DATA ROWS:
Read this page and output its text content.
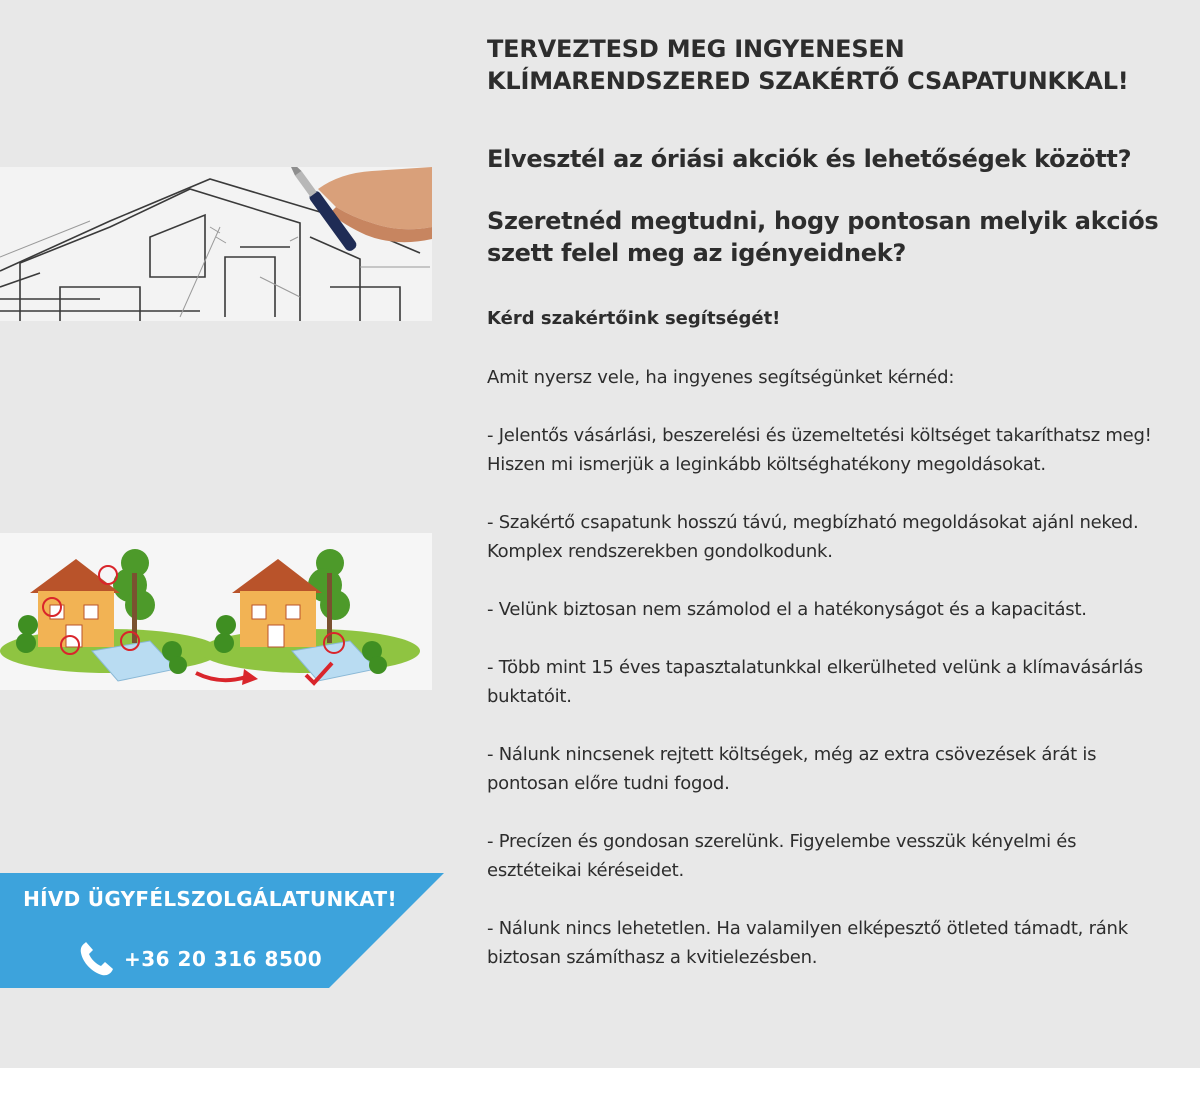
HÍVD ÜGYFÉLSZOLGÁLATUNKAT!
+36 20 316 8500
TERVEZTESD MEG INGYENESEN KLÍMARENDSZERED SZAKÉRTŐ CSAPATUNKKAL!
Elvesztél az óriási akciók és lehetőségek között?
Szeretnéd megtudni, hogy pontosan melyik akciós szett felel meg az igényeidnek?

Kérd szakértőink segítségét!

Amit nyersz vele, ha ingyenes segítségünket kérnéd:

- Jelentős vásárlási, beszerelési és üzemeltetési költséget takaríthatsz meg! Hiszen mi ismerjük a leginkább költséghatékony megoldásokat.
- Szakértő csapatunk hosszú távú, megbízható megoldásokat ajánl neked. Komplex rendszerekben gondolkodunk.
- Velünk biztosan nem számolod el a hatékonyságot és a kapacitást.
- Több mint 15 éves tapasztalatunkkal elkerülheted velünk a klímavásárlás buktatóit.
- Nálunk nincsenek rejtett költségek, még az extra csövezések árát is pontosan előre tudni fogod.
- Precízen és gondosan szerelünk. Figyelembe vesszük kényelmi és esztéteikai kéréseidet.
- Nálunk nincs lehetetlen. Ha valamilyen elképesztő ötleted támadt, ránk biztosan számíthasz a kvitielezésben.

TASK: Only the number is wanted: how many lines in the entries above contain the word "Nálunk"?

RESULT OF THE TASK: 2